(begin)

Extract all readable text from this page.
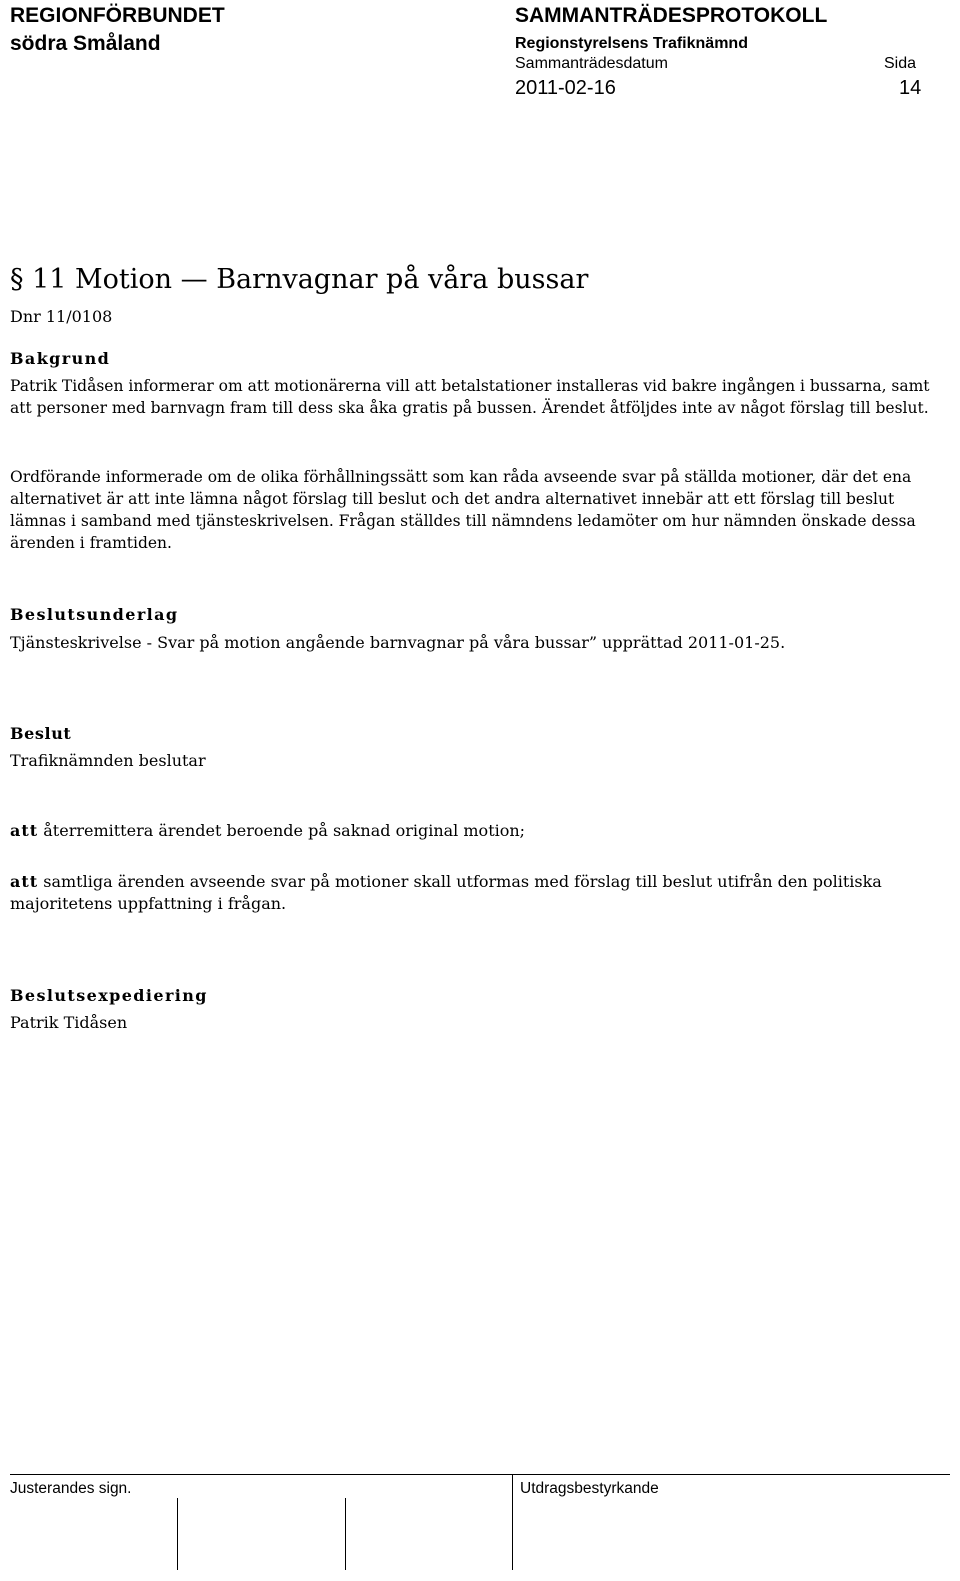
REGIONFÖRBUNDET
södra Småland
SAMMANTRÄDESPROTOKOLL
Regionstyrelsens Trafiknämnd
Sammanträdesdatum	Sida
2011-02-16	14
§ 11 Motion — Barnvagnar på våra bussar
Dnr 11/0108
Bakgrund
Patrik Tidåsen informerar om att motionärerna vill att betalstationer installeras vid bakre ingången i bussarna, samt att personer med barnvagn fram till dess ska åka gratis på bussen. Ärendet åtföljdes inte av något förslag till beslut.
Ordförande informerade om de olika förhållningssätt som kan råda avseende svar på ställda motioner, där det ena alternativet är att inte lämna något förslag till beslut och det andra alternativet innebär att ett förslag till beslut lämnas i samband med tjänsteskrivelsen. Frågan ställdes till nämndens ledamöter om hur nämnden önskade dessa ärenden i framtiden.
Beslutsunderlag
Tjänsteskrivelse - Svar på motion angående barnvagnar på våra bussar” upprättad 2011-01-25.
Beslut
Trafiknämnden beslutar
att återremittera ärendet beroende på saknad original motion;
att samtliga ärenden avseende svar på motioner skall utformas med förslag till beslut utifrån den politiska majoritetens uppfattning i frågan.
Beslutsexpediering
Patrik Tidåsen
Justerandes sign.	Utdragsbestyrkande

(end)
(begin)

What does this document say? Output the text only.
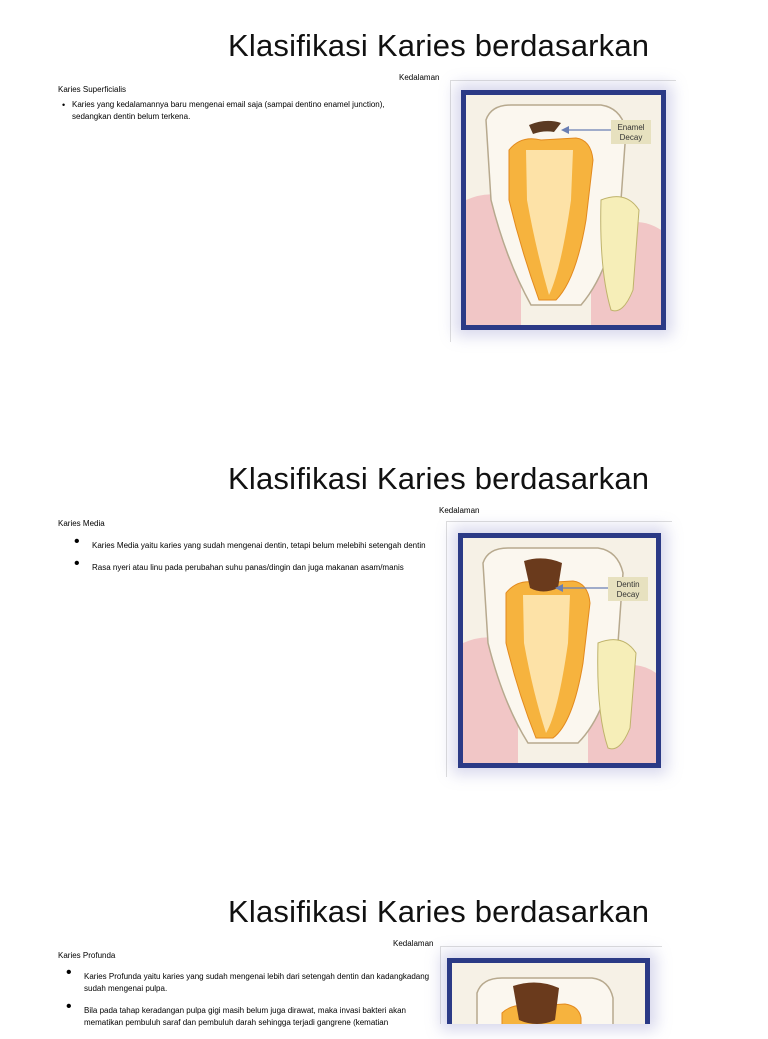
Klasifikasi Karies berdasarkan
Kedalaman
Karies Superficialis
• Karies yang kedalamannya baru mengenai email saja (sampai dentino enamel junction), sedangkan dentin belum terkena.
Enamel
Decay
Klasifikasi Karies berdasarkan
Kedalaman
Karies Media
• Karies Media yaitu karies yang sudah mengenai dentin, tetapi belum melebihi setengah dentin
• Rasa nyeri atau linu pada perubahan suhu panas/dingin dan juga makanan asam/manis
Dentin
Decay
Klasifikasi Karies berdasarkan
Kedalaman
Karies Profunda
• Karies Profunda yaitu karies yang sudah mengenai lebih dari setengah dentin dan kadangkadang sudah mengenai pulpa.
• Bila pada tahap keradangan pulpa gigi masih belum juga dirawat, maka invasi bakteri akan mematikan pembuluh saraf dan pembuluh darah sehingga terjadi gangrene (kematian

(end)

#### [Task requirements]
Show each line of the listing that holds the string "yang".

#### [Output of the exercise]
• Karies yang kedalamannya baru mengenai email saja (sampai dentino enamel junction), sedangkan dentin belum terkena.
• Karies Media yaitu karies yang sudah mengenai dentin, tetapi belum melebihi setengah dentin
• Karies Profunda yaitu karies yang sudah mengenai lebih dari setengah dentin dan kadangkadang sudah mengenai pulpa.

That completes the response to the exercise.